_RECORD LIST_
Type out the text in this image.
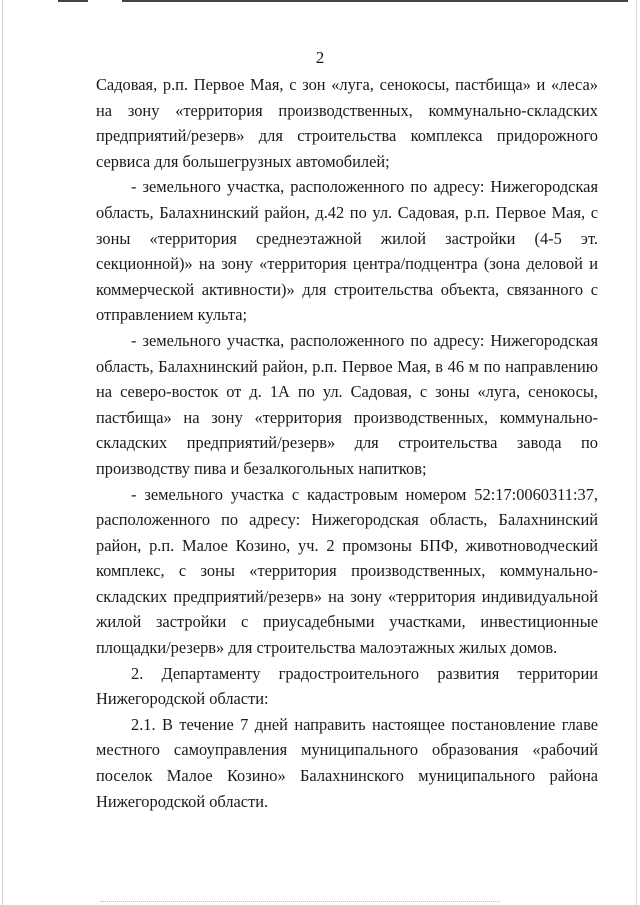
2

Садовая, р.п. Первое Мая, с зон «луга, сенокосы, пастбища» и «леса» на зону «территория производственных, коммунально-складских предприятий/резерв» для строительства комплекса придорожного сервиса для большегрузных автомобилей;

- земельного участка, расположенного по адресу: Нижегородская область, Балахнинский район, д.42 по ул. Садовая, р.п. Первое Мая, с зоны «территория среднеэтажной жилой застройки (4-5 эт. секционной)» на зону «территория центра/подцентра (зона деловой и коммерческой активности)» для строительства объекта, связанного с отправлением культа;

- земельного участка, расположенного по адресу: Нижегородская область, Балахнинский район, р.п. Первое Мая, в 46 м по направлению на северо-восток от д. 1А по ул. Садовая, с зоны «луга, сенокосы, пастбища» на зону «территория производственных, коммунально-складских предприятий/резерв» для строительства завода по производству пива и безалкогольных напитков;

- земельного участка с кадастровым номером 52:17:0060311:37, расположенного по адресу: Нижегородская область, Балахнинский район, р.п. Малое Козино, уч. 2 промзоны БПФ, животноводческий комплекс, с зоны «территория производственных, коммунально-складских предприятий/резерв» на зону «территория индивидуальной жилой застройки с приусадебными участками, инвестиционные площадки/резерв» для строительства малоэтажных жилых домов.

2. Департаменту градостроительного развития территории Нижегородской области:

2.1. В течение 7 дней направить настоящее постановление главе местного самоуправления муниципального образования «рабочий поселок Малое Козино» Балахнинского муниципального района Нижегородской области.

_GOAL_
From the data, list each line in which the string "Нижегородской" appears.

_EXPECTED ANSWER_
2. Департаменту градостроительного развития территории Нижегородской области:
2.1. В течение 7 дней направить настоящее постановление главе местного самоуправления муниципального образования «рабочий поселок Малое Козино» Балахнинского муниципального района Нижегородской области.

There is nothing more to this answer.